— WORK TO BE COMPLETED —
Each line that holds the word "Gerakan" counts once; give the total for the records below and nothing else.

— EXERCISE INPUTS —

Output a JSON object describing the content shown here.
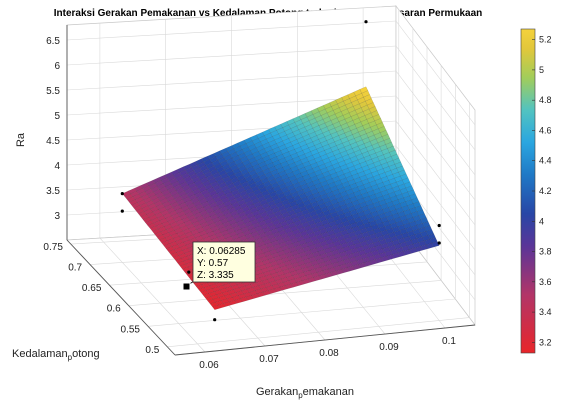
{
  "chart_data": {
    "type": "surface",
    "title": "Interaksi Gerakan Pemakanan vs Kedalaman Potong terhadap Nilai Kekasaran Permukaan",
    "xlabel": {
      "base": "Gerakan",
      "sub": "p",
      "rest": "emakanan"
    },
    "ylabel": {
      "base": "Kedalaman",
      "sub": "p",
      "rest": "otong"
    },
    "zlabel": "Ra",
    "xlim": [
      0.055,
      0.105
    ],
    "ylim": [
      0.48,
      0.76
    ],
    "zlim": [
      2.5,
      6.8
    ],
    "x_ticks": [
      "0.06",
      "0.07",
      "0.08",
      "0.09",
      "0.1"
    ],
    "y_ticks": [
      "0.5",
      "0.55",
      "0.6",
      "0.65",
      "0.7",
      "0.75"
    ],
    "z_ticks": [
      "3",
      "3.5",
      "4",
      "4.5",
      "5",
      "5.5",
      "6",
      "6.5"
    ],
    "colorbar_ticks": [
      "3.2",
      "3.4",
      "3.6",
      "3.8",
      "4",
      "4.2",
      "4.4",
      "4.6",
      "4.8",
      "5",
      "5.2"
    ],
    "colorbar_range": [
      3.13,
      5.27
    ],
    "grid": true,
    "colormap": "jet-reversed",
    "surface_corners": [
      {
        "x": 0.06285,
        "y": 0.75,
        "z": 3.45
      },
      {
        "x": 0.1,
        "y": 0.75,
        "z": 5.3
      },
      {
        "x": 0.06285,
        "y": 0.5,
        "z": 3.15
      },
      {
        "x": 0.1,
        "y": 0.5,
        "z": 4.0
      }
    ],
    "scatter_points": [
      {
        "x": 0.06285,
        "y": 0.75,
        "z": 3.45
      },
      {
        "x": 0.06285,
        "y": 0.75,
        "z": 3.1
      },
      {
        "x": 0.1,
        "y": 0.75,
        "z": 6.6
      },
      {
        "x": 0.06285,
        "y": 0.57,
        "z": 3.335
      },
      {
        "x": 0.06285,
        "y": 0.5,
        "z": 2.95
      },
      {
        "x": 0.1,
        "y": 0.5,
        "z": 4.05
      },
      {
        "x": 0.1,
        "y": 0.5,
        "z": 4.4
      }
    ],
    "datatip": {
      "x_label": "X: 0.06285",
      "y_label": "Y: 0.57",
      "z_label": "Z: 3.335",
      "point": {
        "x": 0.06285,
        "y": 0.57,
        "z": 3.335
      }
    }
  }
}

— FULL OUTPUT —
2